§ **Work to do**: Report all lines holding "contribution".

§ **Records from a data collection**:
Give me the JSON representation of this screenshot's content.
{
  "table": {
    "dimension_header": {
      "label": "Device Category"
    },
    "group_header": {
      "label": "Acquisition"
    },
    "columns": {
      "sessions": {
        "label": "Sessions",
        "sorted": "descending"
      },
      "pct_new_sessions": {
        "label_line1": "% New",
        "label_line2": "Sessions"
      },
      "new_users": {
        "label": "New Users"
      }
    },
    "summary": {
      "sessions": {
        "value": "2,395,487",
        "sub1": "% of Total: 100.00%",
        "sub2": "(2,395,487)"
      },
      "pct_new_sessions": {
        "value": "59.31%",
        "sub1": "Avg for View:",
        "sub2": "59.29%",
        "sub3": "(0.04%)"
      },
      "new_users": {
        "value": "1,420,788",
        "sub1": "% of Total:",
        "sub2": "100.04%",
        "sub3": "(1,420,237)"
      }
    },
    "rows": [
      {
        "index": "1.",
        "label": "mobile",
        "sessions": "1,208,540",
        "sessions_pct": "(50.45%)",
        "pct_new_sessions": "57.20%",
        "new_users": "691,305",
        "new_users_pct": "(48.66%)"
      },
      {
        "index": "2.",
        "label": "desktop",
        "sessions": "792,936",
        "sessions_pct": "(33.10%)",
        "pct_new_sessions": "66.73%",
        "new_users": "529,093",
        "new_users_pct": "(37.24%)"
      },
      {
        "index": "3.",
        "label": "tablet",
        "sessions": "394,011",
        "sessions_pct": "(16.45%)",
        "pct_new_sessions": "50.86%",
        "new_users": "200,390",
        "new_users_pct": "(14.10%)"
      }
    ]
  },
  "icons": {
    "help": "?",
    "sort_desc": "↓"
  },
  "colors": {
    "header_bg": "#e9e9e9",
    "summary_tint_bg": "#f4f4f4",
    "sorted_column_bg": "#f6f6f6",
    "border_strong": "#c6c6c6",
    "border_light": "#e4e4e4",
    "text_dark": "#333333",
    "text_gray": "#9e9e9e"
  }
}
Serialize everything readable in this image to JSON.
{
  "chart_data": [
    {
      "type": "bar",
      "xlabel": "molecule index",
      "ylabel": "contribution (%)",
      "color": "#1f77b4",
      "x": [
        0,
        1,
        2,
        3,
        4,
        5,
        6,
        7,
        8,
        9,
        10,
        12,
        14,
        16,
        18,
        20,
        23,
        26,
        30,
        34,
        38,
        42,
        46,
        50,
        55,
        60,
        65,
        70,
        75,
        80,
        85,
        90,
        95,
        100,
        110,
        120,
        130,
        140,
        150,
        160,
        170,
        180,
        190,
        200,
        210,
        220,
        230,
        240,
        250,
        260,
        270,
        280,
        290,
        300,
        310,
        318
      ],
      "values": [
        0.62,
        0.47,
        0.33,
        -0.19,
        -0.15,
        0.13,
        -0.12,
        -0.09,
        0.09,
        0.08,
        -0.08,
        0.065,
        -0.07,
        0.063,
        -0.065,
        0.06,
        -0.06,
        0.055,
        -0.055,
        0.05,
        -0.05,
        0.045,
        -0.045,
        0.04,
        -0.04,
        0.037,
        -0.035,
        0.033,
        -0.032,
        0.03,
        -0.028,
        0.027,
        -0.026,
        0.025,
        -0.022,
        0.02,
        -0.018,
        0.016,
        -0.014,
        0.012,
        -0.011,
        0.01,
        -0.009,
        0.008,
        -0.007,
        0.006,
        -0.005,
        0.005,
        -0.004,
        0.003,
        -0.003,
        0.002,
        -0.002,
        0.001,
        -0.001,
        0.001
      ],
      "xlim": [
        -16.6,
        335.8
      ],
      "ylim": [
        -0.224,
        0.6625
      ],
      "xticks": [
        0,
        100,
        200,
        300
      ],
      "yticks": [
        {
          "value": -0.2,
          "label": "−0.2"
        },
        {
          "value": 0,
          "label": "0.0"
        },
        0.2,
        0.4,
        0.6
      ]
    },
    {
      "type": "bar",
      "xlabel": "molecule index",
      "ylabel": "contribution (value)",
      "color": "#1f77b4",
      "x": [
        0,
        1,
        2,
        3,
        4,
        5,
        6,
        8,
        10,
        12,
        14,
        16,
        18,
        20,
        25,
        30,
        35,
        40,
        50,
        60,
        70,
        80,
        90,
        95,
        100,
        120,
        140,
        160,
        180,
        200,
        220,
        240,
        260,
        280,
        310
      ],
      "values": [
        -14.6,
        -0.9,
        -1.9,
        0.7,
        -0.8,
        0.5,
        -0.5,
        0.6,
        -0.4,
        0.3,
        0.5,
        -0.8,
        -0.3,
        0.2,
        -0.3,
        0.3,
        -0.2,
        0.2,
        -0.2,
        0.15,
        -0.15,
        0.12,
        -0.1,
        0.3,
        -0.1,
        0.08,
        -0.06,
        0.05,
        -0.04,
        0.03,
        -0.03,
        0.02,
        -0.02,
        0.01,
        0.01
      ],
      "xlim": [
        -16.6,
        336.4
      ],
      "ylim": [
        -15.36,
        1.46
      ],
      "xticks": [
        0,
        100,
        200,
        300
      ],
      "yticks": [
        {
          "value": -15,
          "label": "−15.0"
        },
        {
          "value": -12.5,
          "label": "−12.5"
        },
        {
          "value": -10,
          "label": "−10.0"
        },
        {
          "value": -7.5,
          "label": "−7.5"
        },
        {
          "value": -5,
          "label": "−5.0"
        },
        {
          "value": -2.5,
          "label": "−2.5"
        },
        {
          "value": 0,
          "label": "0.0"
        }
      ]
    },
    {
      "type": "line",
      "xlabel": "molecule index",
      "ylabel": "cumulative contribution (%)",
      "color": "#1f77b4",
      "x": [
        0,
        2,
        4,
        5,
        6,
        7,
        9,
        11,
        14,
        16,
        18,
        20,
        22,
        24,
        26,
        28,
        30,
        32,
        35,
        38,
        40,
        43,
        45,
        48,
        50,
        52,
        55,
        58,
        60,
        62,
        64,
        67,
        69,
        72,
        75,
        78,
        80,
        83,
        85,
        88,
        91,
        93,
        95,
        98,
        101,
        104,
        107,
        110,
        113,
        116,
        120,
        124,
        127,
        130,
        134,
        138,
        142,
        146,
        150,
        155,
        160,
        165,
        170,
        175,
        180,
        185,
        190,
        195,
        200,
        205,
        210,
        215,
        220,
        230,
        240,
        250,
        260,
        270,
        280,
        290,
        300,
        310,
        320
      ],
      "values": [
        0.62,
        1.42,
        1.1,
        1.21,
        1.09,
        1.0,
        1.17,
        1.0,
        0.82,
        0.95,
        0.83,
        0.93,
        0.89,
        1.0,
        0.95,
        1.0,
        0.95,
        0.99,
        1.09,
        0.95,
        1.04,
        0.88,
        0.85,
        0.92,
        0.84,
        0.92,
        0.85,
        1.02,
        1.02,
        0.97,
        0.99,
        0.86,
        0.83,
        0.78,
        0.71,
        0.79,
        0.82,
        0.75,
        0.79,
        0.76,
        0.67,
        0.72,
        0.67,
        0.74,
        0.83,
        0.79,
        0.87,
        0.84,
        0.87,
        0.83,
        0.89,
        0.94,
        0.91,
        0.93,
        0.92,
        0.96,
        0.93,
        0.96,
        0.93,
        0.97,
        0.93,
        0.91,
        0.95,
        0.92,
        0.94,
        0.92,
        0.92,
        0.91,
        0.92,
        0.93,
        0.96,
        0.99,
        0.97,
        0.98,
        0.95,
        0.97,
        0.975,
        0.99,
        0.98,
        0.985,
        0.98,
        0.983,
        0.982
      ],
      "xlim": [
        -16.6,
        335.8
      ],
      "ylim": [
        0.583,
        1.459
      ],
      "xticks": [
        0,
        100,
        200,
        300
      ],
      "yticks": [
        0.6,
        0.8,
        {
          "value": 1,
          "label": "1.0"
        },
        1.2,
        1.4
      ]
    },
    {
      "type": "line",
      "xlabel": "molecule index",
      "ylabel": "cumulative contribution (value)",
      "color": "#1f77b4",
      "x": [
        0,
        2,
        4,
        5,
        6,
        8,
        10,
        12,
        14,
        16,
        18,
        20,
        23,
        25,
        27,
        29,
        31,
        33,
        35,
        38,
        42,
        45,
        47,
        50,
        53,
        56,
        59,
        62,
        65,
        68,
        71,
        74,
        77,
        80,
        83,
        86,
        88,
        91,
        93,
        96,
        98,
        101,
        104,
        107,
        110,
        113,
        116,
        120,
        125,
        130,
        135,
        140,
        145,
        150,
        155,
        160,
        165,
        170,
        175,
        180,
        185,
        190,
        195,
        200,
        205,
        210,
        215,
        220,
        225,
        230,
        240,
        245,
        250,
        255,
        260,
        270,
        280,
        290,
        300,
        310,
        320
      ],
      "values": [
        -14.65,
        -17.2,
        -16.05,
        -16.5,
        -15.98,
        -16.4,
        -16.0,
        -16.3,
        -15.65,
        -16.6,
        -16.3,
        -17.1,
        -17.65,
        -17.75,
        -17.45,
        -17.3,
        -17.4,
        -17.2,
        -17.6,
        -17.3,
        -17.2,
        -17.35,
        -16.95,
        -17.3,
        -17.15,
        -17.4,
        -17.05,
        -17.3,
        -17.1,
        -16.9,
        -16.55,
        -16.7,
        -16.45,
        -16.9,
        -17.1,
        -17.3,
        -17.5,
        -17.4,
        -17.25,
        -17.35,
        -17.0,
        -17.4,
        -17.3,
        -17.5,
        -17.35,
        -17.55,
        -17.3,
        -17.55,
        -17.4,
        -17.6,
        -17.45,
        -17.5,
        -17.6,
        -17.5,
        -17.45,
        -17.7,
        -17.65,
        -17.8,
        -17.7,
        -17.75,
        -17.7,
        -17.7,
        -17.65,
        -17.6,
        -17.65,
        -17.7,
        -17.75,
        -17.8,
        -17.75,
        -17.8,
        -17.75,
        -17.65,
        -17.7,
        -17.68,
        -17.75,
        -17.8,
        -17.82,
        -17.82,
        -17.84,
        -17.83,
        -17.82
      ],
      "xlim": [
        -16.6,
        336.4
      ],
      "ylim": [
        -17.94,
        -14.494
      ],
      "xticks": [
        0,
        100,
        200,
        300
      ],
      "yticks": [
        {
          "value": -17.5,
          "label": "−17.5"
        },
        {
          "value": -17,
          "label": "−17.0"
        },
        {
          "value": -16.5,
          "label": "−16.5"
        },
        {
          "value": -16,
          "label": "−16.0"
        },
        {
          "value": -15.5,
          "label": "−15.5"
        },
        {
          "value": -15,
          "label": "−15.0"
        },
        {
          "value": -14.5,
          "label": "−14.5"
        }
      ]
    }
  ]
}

§ **Output of the task**:
      "ylabel": "contribution (%)",
      "ylabel": "contribution (value)",
      "ylabel": "cumulative contribution (%)",
      "ylabel": "cumulative contribution (value)",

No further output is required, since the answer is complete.